What the task requires:
Skip the pictures. Reproduce all other material exactly.

*** Given data ***

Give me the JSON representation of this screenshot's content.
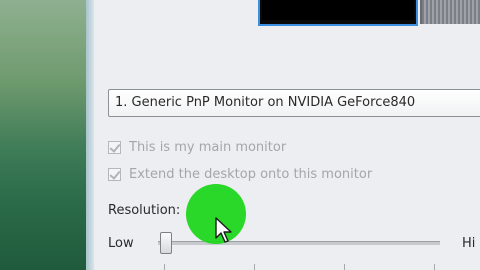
{
  "monitor_select": {
    "value": "1. Generic PnP Monitor on NVIDIA GeForce840"
  },
  "options": {
    "main_monitor_label": "This is my main monitor",
    "main_monitor_checked": true,
    "main_monitor_enabled": false,
    "extend_desktop_label": "Extend the desktop onto this monitor",
    "extend_desktop_checked": true,
    "extend_desktop_enabled": false
  },
  "resolution": {
    "label": "Resolution:",
    "low_label": "Low",
    "high_label": "Hi",
    "slider_position": 0.0
  },
  "colors": {
    "selection_border": "#3b8ee0",
    "click_highlight": "#20d61e"
  },
  "icons": {
    "cursor": "mouse-pointer-icon",
    "checkbox": "checkmark-icon"
  }
}
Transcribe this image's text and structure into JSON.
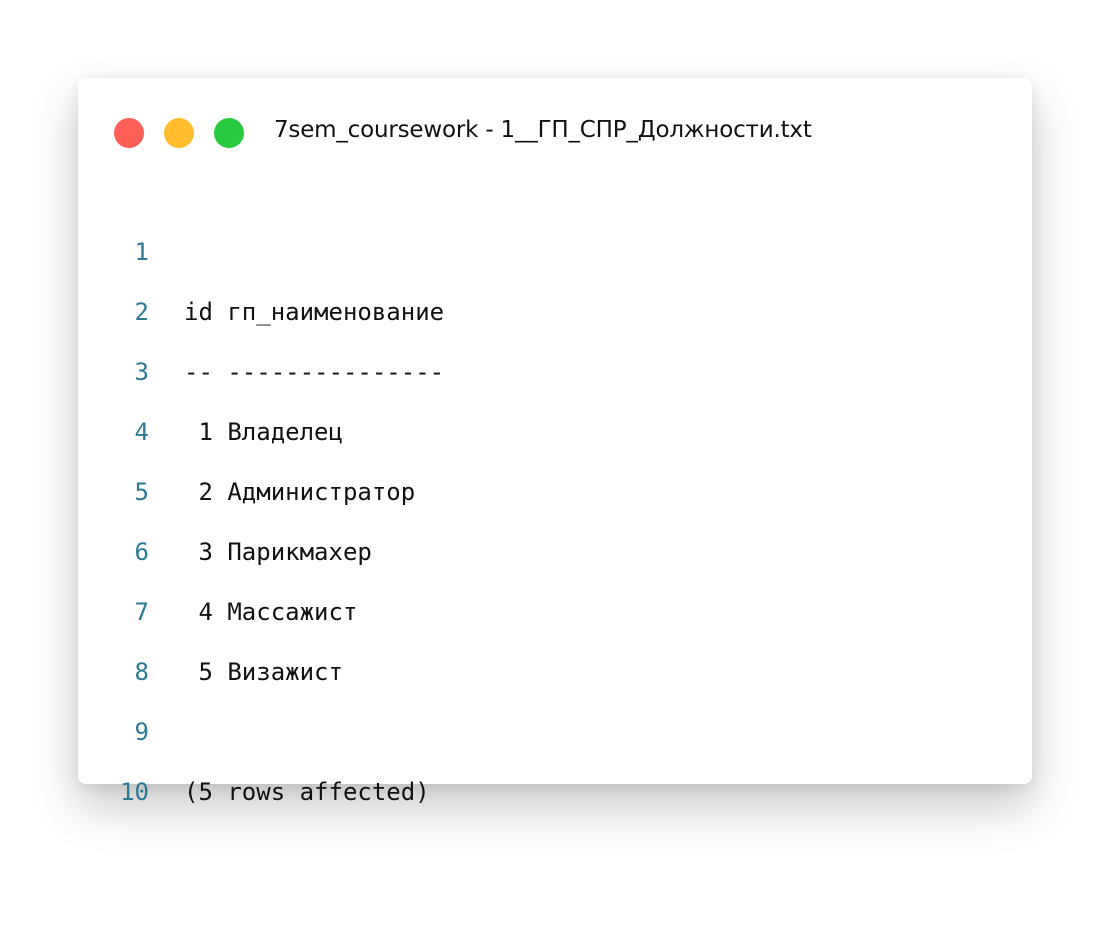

***

Exercise answer:
Give me the JSON representation of this screenshot's content.
{
  "monitor_select": {
    "value": "1. Generic PnP Monitor on NVIDIA GeForce840"
  },
  "options": {
    "main_monitor_label": "This is my main monitor",
    "main_monitor_checked": true,
    "main_monitor_enabled": false,
    "extend_desktop_label": "Extend the desktop onto this monitor",
    "extend_desktop_checked": true,
    "extend_desktop_enabled": false
  },
  "resolution": {
    "label": "Resolution:",
    "low_label": "Low",
    "high_label": "Hi",
    "slider_position": 0.0
  },
  "colors": {
    "selection_border": "#3b8ee0",
    "click_highlight": "#20d61e"
  },
  "icons": {
    "cursor": "mouse-pointer-icon",
    "checkbox": "checkmark-icon"
  }
}
Transcribe this image's text and structure into JSON.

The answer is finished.